Record excerpts
------------------------------------
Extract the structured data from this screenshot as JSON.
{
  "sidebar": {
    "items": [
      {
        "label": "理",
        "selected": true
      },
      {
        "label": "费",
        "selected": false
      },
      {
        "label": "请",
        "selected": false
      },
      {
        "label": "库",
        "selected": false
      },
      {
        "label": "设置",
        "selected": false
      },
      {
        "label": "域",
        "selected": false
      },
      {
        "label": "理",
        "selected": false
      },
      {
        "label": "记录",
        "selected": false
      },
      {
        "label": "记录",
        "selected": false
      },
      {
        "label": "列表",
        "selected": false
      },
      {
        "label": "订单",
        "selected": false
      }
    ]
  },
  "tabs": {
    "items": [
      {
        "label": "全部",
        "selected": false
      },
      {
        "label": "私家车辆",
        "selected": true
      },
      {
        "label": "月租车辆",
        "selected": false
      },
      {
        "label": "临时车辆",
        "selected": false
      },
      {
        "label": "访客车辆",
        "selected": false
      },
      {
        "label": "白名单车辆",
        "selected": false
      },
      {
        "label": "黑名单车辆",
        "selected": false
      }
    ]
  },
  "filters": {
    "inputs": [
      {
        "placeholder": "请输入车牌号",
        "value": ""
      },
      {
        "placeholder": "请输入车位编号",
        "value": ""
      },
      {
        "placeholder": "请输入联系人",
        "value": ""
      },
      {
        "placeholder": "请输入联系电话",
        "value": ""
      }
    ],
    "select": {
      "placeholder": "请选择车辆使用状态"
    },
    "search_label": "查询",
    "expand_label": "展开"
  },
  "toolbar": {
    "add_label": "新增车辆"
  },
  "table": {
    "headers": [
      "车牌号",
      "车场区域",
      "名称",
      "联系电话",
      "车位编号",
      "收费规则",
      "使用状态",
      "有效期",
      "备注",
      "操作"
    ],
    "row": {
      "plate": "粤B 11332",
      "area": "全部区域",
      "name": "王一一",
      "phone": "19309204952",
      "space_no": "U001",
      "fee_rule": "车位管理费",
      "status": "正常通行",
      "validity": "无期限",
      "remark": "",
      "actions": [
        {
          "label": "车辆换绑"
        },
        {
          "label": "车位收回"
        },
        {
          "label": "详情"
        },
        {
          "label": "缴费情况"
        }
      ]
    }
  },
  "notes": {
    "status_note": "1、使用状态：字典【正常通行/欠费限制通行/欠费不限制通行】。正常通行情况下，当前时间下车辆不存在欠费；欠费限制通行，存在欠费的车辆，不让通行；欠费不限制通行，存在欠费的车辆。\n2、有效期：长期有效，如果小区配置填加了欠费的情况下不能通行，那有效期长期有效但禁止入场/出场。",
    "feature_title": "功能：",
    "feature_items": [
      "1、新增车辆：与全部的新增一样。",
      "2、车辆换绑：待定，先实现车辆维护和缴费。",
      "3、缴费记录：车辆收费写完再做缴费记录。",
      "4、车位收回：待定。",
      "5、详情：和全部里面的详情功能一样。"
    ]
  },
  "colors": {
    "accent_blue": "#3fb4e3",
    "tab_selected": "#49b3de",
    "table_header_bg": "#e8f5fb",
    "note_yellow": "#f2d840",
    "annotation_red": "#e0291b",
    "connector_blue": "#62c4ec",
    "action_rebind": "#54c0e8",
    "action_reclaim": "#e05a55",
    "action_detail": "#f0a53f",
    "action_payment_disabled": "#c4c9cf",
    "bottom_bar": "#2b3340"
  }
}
------------------------------------
Work to complete
Please reproduce the entire listing, exactly as shown.

Complete output
Extract the structured data from this screenshot as JSON.
{
  "sidebar": {
    "items": [
      {
        "label": "理",
        "selected": true
      },
      {
        "label": "费",
        "selected": false
      },
      {
        "label": "请",
        "selected": false
      },
      {
        "label": "库",
        "selected": false
      },
      {
        "label": "设置",
        "selected": false
      },
      {
        "label": "域",
        "selected": false
      },
      {
        "label": "理",
        "selected": false
      },
      {
        "label": "记录",
        "selected": false
      },
      {
        "label": "记录",
        "selected": false
      },
      {
        "label": "列表",
        "selected": false
      },
      {
        "label": "订单",
        "selected": false
      }
    ]
  },
  "tabs": {
    "items": [
      {
        "label": "全部",
        "selected": false
      },
      {
        "label": "私家车辆",
        "selected": true
      },
      {
        "label": "月租车辆",
        "selected": false
      },
      {
        "label": "临时车辆",
        "selected": false
      },
      {
        "label": "访客车辆",
        "selected": false
      },
      {
        "label": "白名单车辆",
        "selected": false
      },
      {
        "label": "黑名单车辆",
        "selected": false
      }
    ]
  },
  "filters": {
    "inputs": [
      {
        "placeholder": "请输入车牌号",
        "value": ""
      },
      {
        "placeholder": "请输入车位编号",
        "value": ""
      },
      {
        "placeholder": "请输入联系人",
        "value": ""
      },
      {
        "placeholder": "请输入联系电话",
        "value": ""
      }
    ],
    "select": {
      "placeholder": "请选择车辆使用状态"
    },
    "search_label": "查询",
    "expand_label": "展开"
  },
  "toolbar": {
    "add_label": "新增车辆"
  },
  "table": {
    "headers": [
      "车牌号",
      "车场区域",
      "名称",
      "联系电话",
      "车位编号",
      "收费规则",
      "使用状态",
      "有效期",
      "备注",
      "操作"
    ],
    "row": {
      "plate": "粤B 11332",
      "area": "全部区域",
      "name": "王一一",
      "phone": "19309204952",
      "space_no": "U001",
      "fee_rule": "车位管理费",
      "status": "正常通行",
      "validity": "无期限",
      "remark": "",
      "actions": [
        {
          "label": "车辆换绑"
        },
        {
          "label": "车位收回"
        },
        {
          "label": "详情"
        },
        {
          "label": "缴费情况"
        }
      ]
    }
  },
  "notes": {
    "status_note": "1、使用状态：字典【正常通行/欠费限制通行/欠费不限制通行】。正常通行情况下，当前时间下车辆不存在欠费；欠费限制通行，存在欠费的车辆，不让通行；欠费不限制通行，存在欠费的车辆。\n2、有效期：长期有效，如果小区配置填加了欠费的情况下不能通行，那有效期长期有效但禁止入场/出场。",
    "feature_title": "功能：",
    "feature_items": [
      "1、新增车辆：与全部的新增一样。",
      "2、车辆换绑：待定，先实现车辆维护和缴费。",
      "3、缴费记录：车辆收费写完再做缴费记录。",
      "4、车位收回：待定。",
      "5、详情：和全部里面的详情功能一样。"
    ]
  },
  "colors": {
    "accent_blue": "#3fb4e3",
    "tab_selected": "#49b3de",
    "table_header_bg": "#e8f5fb",
    "note_yellow": "#f2d840",
    "annotation_red": "#e0291b",
    "connector_blue": "#62c4ec",
    "action_rebind": "#54c0e8",
    "action_reclaim": "#e05a55",
    "action_detail": "#f0a53f",
    "action_payment_disabled": "#c4c9cf",
    "bottom_bar": "#2b3340"
  }
}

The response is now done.